• **SUPPLIED MATERIAL**
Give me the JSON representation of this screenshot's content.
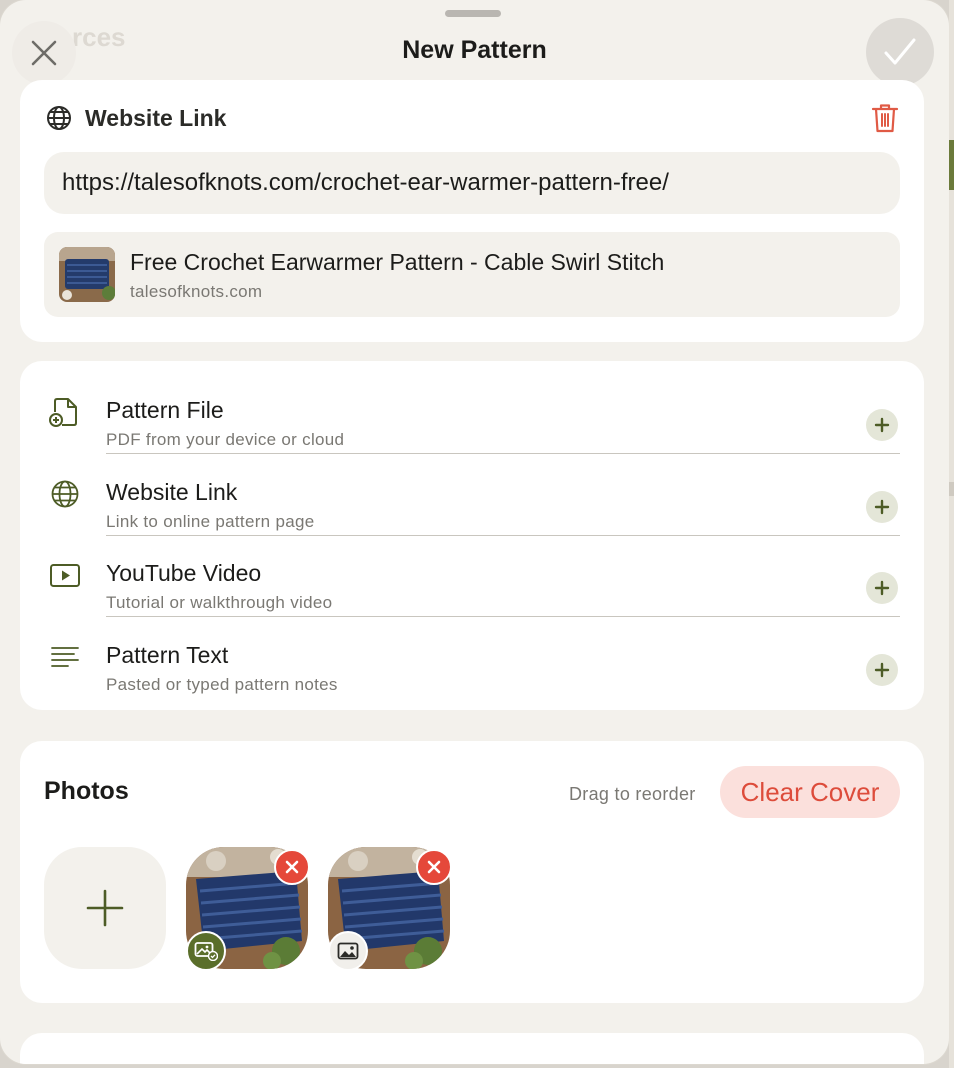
{
  "sheet": {
    "title": "New Pattern",
    "background_section_hint": "rces"
  },
  "website_link": {
    "label": "Website Link",
    "url": "https://talesofknots.com/crochet-ear-warmer-pattern-free/",
    "preview": {
      "title": "Free Crochet Earwarmer Pattern - Cable Swirl Stitch",
      "domain": "talesofknots.com"
    }
  },
  "attachments": [
    {
      "title": "Pattern File",
      "subtitle": "PDF from your device or cloud",
      "icon": "file-add-icon"
    },
    {
      "title": "Website Link",
      "subtitle": "Link to online pattern page",
      "icon": "globe-icon"
    },
    {
      "title": "YouTube Video",
      "subtitle": "Tutorial or walkthrough video",
      "icon": "video-play-icon"
    },
    {
      "title": "Pattern Text",
      "subtitle": "Pasted or typed pattern notes",
      "icon": "text-lines-icon"
    }
  ],
  "photos": {
    "title": "Photos",
    "drag_hint": "Drag to reorder",
    "clear_cover_label": "Clear Cover",
    "items": [
      {
        "is_cover": true
      },
      {
        "is_cover": false
      }
    ]
  },
  "colors": {
    "accent_olive": "#5a6e2a",
    "destructive_red": "#dd4c3b",
    "background": "#f3f1ec"
  }
}
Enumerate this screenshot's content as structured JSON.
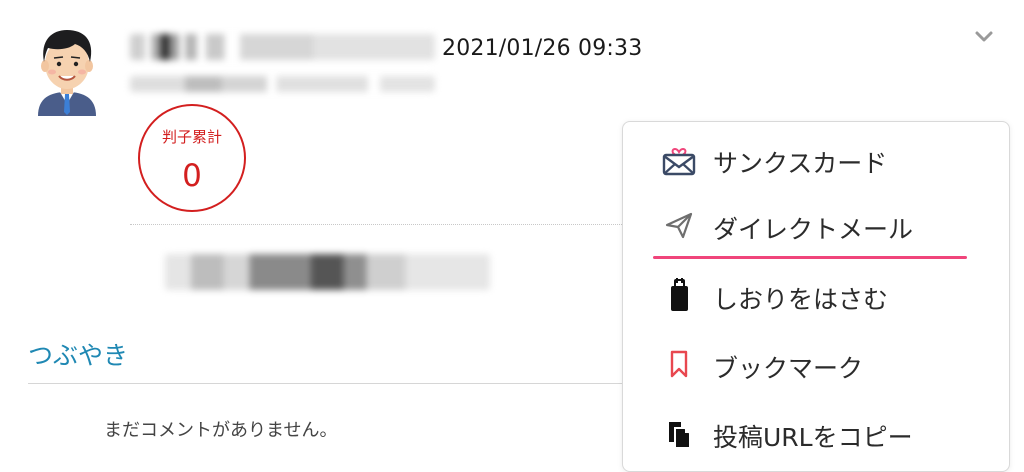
{
  "post": {
    "timestamp": "2021/01/26 09:33",
    "stamp_label": "判子累計",
    "stamp_count": "0"
  },
  "tweets": {
    "title": "つぶやき",
    "empty_message": "まだコメントがありません。"
  },
  "menu": {
    "items": [
      {
        "label": "サンクスカード",
        "icon": "envelope-heart-icon"
      },
      {
        "label": "ダイレクトメール",
        "icon": "paper-plane-icon"
      },
      {
        "label": "しおりをはさむ",
        "icon": "bookmark-clip-icon"
      },
      {
        "label": "ブックマーク",
        "icon": "bookmark-icon"
      },
      {
        "label": "投稿URLをコピー",
        "icon": "copy-icon"
      }
    ],
    "accent_color": "#f0457b"
  },
  "colors": {
    "stamp": "#d31f1f",
    "link": "#1f88b3"
  }
}
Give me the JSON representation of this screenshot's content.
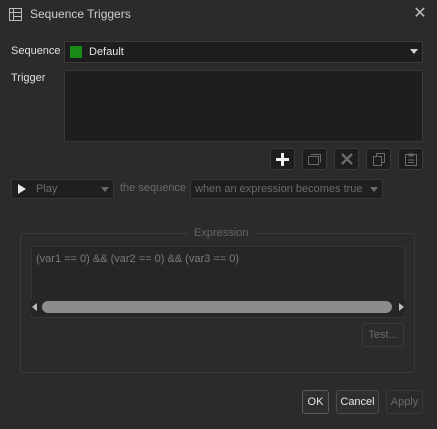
{
  "window": {
    "title": "Sequence Triggers",
    "close_glyph": "✕"
  },
  "form": {
    "sequence_label": "Sequence",
    "sequence_value": "Default",
    "sequence_color": "#1a8a1a",
    "trigger_label": "Trigger"
  },
  "toolbar": {
    "buttons": [
      {
        "name": "add",
        "icon": "plus-icon"
      },
      {
        "name": "duplicate",
        "icon": "duplicate-icon"
      },
      {
        "name": "delete",
        "icon": "delete-x-icon"
      },
      {
        "name": "copy",
        "icon": "copy-icon"
      },
      {
        "name": "paste",
        "icon": "paste-icon"
      }
    ]
  },
  "action_row": {
    "action_value": "Play",
    "middle_text": "the sequence",
    "condition_value": "when an expression becomes true"
  },
  "expression": {
    "group_title": "Expression",
    "text": "(var1 == 0) && (var2 == 0) && (var3 == 0)",
    "test_label": "Test..."
  },
  "dialog_buttons": {
    "ok": "OK",
    "cancel": "Cancel",
    "apply": "Apply"
  }
}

• **CHALLENGE**
Retype all of the entries exactly as written, leaving out any images.

• **WRITTEN REPLY**
Give me the JSON representation of this screenshot's content.
{
  "sheet": {
    "title": "New Pattern",
    "background_section_hint": "rces"
  },
  "website_link": {
    "label": "Website Link",
    "url": "https://talesofknots.com/crochet-ear-warmer-pattern-free/",
    "preview": {
      "title": "Free Crochet Earwarmer Pattern - Cable Swirl Stitch",
      "domain": "talesofknots.com"
    }
  },
  "attachments": [
    {
      "title": "Pattern File",
      "subtitle": "PDF from your device or cloud",
      "icon": "file-add-icon"
    },
    {
      "title": "Website Link",
      "subtitle": "Link to online pattern page",
      "icon": "globe-icon"
    },
    {
      "title": "YouTube Video",
      "subtitle": "Tutorial or walkthrough video",
      "icon": "video-play-icon"
    },
    {
      "title": "Pattern Text",
      "subtitle": "Pasted or typed pattern notes",
      "icon": "text-lines-icon"
    }
  ],
  "photos": {
    "title": "Photos",
    "drag_hint": "Drag to reorder",
    "clear_cover_label": "Clear Cover",
    "items": [
      {
        "is_cover": true
      },
      {
        "is_cover": false
      }
    ]
  },
  "colors": {
    "accent_olive": "#5a6e2a",
    "destructive_red": "#dd4c3b",
    "background": "#f3f1ec"
  }
}
Enumerate this screenshot's content as structured JSON.
{
  "post": {
    "timestamp": "2021/01/26 09:33",
    "stamp_label": "判子累計",
    "stamp_count": "0"
  },
  "tweets": {
    "title": "つぶやき",
    "empty_message": "まだコメントがありません。"
  },
  "menu": {
    "items": [
      {
        "label": "サンクスカード",
        "icon": "envelope-heart-icon"
      },
      {
        "label": "ダイレクトメール",
        "icon": "paper-plane-icon"
      },
      {
        "label": "しおりをはさむ",
        "icon": "bookmark-clip-icon"
      },
      {
        "label": "ブックマーク",
        "icon": "bookmark-icon"
      },
      {
        "label": "投稿URLをコピー",
        "icon": "copy-icon"
      }
    ],
    "accent_color": "#f0457b"
  },
  "colors": {
    "stamp": "#d31f1f",
    "link": "#1f88b3"
  }
}
Give me the JSON representation of this screenshot's content.
{
  "window": {
    "title": "Sequence Triggers",
    "close_glyph": "✕"
  },
  "form": {
    "sequence_label": "Sequence",
    "sequence_value": "Default",
    "sequence_color": "#1a8a1a",
    "trigger_label": "Trigger"
  },
  "toolbar": {
    "buttons": [
      {
        "name": "add",
        "icon": "plus-icon"
      },
      {
        "name": "duplicate",
        "icon": "duplicate-icon"
      },
      {
        "name": "delete",
        "icon": "delete-x-icon"
      },
      {
        "name": "copy",
        "icon": "copy-icon"
      },
      {
        "name": "paste",
        "icon": "paste-icon"
      }
    ]
  },
  "action_row": {
    "action_value": "Play",
    "middle_text": "the sequence",
    "condition_value": "when an expression becomes true"
  },
  "expression": {
    "group_title": "Expression",
    "text": "(var1 == 0) && (var2 == 0) && (var3 == 0)",
    "test_label": "Test..."
  },
  "dialog_buttons": {
    "ok": "OK",
    "cancel": "Cancel",
    "apply": "Apply"
  }
}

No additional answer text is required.